**EXERCISE GOAL:** Every entry should be repeated exactly. Omit the pictures.

-- start --

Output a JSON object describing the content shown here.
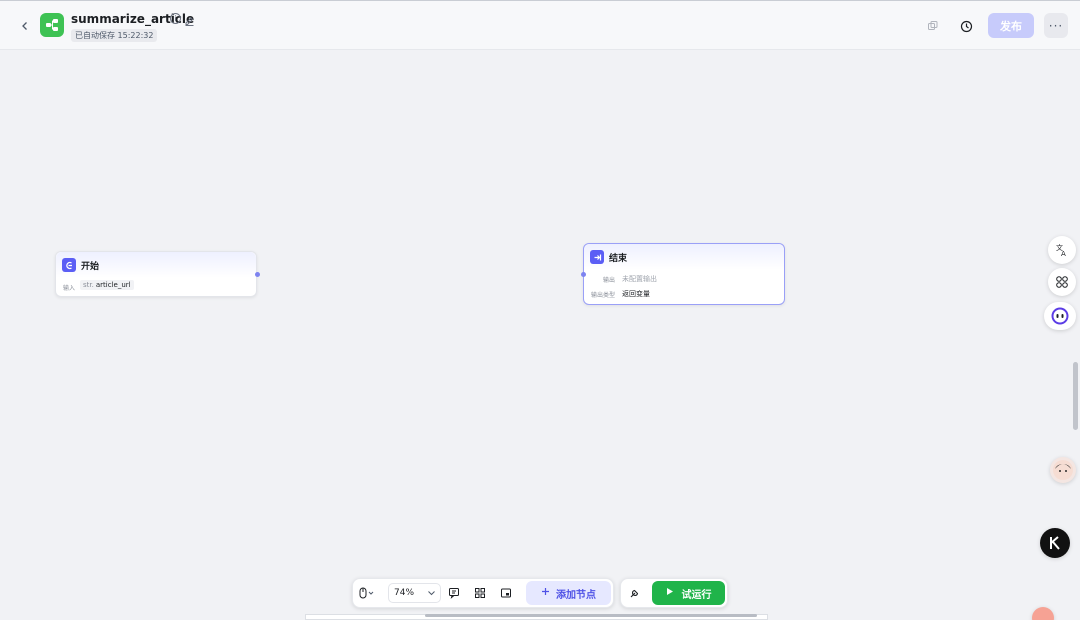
{
  "header": {
    "title": "summarize_article",
    "autosave": "已自动保存 15:22:32",
    "publish_label": "发布",
    "more_label": "···",
    "back_icon": "chevron-left-icon",
    "logo_icon": "workflow-logo-icon",
    "logo_color": "#3ec254"
  },
  "nodes": {
    "start": {
      "title": "开始",
      "input_label": "输入",
      "input_type": "str.",
      "input_value": "article_url"
    },
    "end": {
      "title": "结束",
      "output_label": "输出",
      "output_value": "未配置输出",
      "output_type_label": "输出类型",
      "output_type_value": "返回变量"
    }
  },
  "toolbar": {
    "zoom": "74%",
    "add_node_label": "添加节点",
    "run_label": "试运行"
  },
  "colors": {
    "accent": "#5b5ef5",
    "run_green": "#20b44a",
    "publish_disabled": "#c7cbfb"
  }
}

-- end --

**COMPLETE OUTPUT:**
Output a JSON object describing the content shown here.
{
  "header": {
    "title": "summarize_article",
    "autosave": "已自动保存 15:22:32",
    "publish_label": "发布",
    "more_label": "···",
    "back_icon": "chevron-left-icon",
    "logo_icon": "workflow-logo-icon",
    "logo_color": "#3ec254"
  },
  "nodes": {
    "start": {
      "title": "开始",
      "input_label": "输入",
      "input_type": "str.",
      "input_value": "article_url"
    },
    "end": {
      "title": "结束",
      "output_label": "输出",
      "output_value": "未配置输出",
      "output_type_label": "输出类型",
      "output_type_value": "返回变量"
    }
  },
  "toolbar": {
    "zoom": "74%",
    "add_node_label": "添加节点",
    "run_label": "试运行"
  },
  "colors": {
    "accent": "#5b5ef5",
    "run_green": "#20b44a",
    "publish_disabled": "#c7cbfb"
  }
}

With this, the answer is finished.